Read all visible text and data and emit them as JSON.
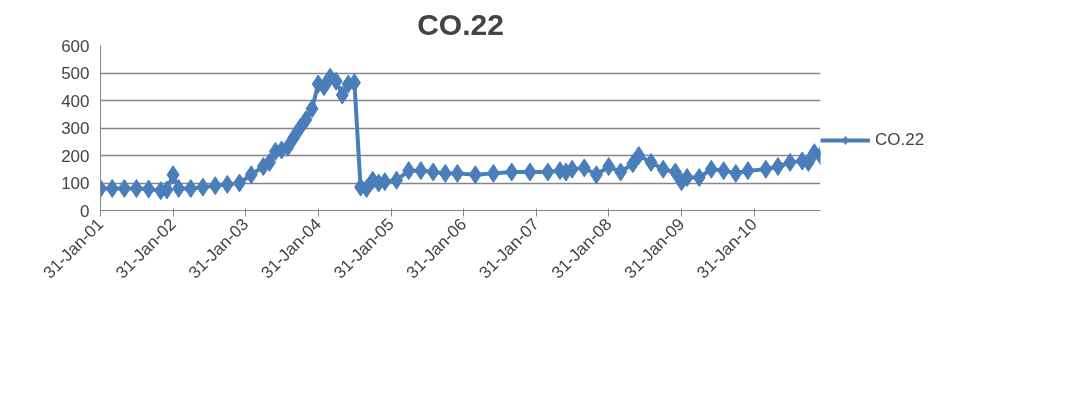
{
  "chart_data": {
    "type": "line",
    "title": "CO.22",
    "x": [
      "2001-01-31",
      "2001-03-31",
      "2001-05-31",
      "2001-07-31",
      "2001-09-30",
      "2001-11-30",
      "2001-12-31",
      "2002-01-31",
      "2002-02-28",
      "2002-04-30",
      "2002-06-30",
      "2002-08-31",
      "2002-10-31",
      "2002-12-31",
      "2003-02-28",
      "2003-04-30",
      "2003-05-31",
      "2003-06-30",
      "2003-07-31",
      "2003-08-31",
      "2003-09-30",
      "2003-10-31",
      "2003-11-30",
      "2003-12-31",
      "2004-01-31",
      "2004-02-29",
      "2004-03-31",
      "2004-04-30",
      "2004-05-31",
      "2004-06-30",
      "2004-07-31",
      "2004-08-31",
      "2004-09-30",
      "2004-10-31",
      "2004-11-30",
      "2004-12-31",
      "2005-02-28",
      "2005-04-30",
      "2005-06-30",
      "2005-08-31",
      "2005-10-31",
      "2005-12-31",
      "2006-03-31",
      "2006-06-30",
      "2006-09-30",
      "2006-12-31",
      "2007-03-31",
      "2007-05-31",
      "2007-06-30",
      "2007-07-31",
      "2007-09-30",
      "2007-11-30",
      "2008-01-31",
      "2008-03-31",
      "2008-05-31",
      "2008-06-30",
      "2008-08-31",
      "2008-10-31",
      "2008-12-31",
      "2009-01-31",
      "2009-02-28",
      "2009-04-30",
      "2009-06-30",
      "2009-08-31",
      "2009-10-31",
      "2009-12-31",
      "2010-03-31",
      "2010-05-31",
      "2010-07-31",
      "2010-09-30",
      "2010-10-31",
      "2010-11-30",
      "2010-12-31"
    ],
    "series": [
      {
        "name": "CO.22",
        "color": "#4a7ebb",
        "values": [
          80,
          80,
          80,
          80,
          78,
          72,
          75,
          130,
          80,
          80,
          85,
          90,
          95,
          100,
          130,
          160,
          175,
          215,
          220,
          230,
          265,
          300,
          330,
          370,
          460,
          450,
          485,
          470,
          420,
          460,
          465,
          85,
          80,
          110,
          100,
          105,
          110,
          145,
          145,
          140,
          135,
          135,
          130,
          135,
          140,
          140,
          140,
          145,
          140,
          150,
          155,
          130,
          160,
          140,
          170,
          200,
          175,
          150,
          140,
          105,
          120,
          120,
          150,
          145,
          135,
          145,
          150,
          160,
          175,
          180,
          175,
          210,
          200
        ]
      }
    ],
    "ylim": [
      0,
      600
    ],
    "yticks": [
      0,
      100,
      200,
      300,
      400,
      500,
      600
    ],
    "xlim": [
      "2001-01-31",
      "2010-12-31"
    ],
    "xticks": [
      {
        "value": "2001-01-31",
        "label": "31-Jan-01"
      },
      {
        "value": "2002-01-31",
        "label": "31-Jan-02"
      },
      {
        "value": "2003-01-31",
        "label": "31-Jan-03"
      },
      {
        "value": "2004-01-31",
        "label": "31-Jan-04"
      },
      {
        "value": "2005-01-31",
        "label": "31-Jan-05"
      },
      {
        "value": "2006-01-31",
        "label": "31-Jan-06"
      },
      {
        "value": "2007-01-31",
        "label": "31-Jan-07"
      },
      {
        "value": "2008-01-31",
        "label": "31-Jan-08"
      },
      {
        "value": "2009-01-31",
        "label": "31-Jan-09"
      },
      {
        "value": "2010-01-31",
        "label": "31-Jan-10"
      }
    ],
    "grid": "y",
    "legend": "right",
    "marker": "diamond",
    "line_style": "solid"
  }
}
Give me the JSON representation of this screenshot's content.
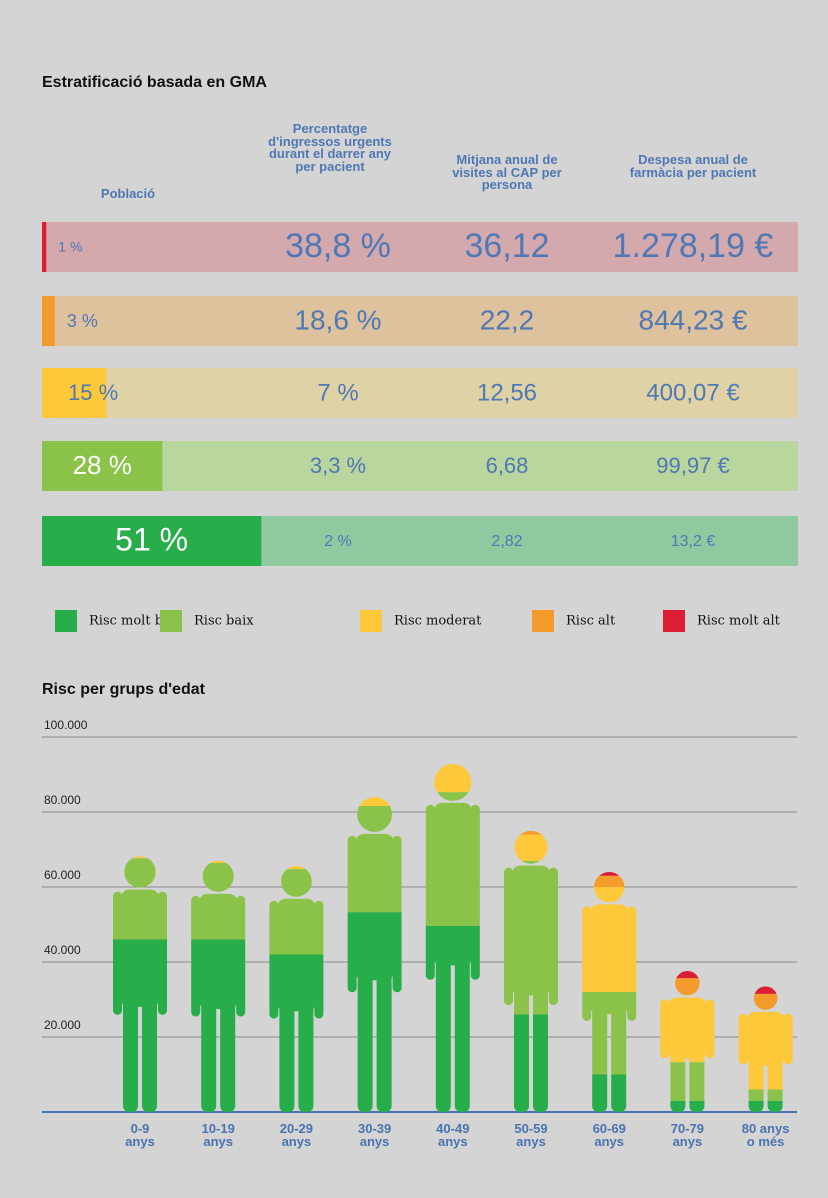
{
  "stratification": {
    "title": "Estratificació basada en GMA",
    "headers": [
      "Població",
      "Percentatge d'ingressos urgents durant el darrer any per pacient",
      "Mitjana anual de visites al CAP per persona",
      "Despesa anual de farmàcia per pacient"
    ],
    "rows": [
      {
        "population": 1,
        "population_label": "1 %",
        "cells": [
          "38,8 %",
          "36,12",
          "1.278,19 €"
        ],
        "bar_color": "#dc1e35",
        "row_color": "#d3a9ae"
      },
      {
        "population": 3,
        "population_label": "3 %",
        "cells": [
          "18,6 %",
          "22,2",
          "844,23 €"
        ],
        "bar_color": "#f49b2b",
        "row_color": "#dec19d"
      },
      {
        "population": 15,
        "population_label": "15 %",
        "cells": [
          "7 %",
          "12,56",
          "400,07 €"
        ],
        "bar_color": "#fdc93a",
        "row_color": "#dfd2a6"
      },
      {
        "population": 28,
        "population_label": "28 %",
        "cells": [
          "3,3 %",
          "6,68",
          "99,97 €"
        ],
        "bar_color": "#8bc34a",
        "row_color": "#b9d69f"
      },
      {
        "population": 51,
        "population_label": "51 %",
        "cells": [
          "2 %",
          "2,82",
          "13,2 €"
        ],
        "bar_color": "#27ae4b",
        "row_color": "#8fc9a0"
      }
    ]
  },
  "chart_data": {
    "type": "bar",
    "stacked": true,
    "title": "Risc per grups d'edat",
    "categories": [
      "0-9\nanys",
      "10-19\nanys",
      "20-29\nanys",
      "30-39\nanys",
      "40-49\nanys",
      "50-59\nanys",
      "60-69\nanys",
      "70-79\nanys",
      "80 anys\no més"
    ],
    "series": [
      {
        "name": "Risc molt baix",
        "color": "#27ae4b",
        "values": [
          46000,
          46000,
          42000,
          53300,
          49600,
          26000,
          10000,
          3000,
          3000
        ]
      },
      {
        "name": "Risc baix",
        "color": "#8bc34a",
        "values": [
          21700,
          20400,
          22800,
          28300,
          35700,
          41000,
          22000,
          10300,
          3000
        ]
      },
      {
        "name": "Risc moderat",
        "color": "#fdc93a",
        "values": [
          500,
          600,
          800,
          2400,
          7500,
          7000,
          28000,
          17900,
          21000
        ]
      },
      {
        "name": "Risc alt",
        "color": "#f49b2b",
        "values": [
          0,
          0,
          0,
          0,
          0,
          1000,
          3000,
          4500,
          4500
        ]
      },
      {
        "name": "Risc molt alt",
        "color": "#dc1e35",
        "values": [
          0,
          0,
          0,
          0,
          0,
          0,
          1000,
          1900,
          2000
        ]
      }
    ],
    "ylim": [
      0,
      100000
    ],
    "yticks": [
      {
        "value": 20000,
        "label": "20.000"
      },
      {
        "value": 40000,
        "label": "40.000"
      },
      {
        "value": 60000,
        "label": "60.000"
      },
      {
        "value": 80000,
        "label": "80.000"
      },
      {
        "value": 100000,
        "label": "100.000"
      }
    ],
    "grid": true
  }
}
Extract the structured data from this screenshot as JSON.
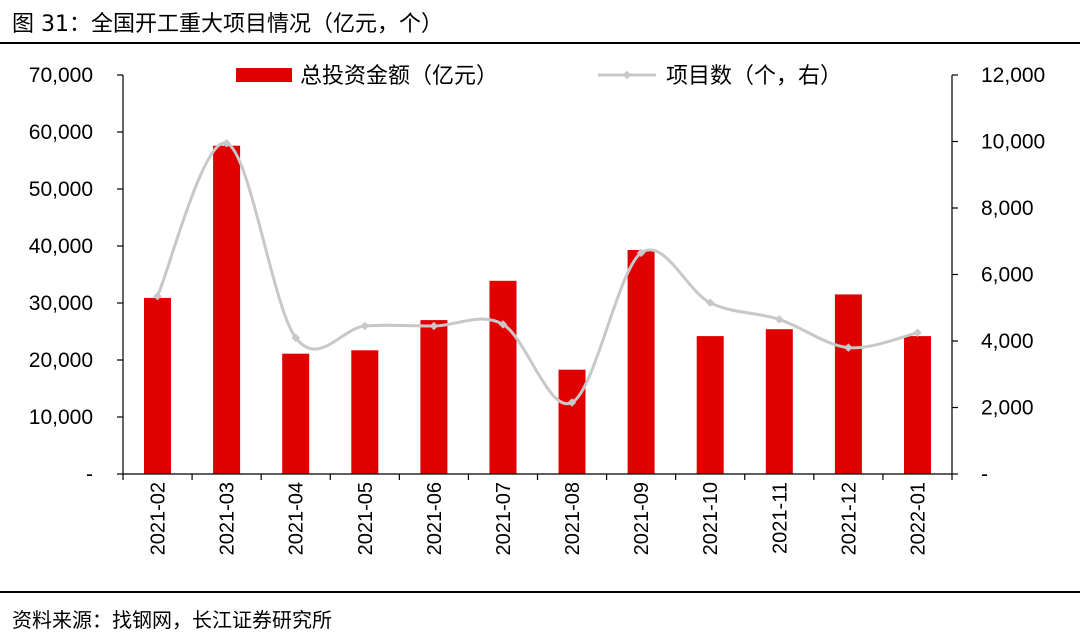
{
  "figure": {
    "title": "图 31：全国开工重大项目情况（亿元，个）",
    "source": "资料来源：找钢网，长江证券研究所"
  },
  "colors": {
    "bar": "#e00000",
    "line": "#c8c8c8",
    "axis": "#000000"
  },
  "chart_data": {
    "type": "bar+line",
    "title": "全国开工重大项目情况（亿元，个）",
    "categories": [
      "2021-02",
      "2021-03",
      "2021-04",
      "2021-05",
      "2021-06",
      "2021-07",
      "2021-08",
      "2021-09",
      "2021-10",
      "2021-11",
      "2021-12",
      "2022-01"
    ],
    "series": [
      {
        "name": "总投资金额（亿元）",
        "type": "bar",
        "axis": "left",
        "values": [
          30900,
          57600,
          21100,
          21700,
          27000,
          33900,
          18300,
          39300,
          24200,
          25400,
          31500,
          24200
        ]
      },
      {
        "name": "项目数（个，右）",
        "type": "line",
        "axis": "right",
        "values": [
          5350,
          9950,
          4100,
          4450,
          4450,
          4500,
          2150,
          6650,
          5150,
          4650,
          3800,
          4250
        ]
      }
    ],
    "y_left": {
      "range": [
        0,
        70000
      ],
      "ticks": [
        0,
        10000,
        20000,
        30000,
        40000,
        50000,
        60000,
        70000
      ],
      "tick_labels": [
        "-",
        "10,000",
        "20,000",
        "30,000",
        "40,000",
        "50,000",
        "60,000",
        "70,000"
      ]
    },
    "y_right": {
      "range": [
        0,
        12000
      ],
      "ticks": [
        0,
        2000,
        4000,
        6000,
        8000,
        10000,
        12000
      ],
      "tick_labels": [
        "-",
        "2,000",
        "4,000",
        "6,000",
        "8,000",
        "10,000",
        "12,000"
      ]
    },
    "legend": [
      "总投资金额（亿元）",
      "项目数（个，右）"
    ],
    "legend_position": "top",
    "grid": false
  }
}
▬▬▬▬▬▬
EXERCISE GOAL: Search the records above for "title". Copy each line where it is found.

EXERCISE RESULT:
    "title": "CO.22",
    "title": "Estratificació basada en GMA",
    "title": "Risc per grups d'edat",
    "title": "图 31：全国开工重大项目情况（亿元，个）",
    "title": "全国开工重大项目情况（亿元，个）",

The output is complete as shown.